* Given problem
Copy out all of the material, matching it word for word.

* Data listing
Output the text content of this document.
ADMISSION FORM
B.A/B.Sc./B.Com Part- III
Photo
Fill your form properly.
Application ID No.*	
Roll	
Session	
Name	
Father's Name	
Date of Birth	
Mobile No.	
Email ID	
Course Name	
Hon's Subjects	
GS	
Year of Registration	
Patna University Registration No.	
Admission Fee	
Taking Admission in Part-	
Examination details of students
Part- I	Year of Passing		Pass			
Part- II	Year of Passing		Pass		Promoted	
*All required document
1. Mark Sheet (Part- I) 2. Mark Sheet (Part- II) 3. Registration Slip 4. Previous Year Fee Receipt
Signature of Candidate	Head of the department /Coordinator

* Task output
Output the text content of this document.
ADMISSION FORM
B.A/B.Sc./B.Com Part- III
Photo
Fill your form properly.
Application ID No.*	
Roll	
Session	
Name	
Father's Name	
Date of Birth	
Mobile No.	
Email ID	
Course Name	
Hon's Subjects	
GS	
Year of Registration	
Patna University Registration No.	
Admission Fee	
Taking Admission in Part-	
Examination details of students
Part- I	Year of Passing		Pass			
Part- II	Year of Passing		Pass		Promoted	
*All required document
1. Mark Sheet (Part- I) 2. Mark Sheet (Part- II) 3. Registration Slip 4. Previous Year Fee Receipt
Signature of Candidate	Head of the department /Coordinator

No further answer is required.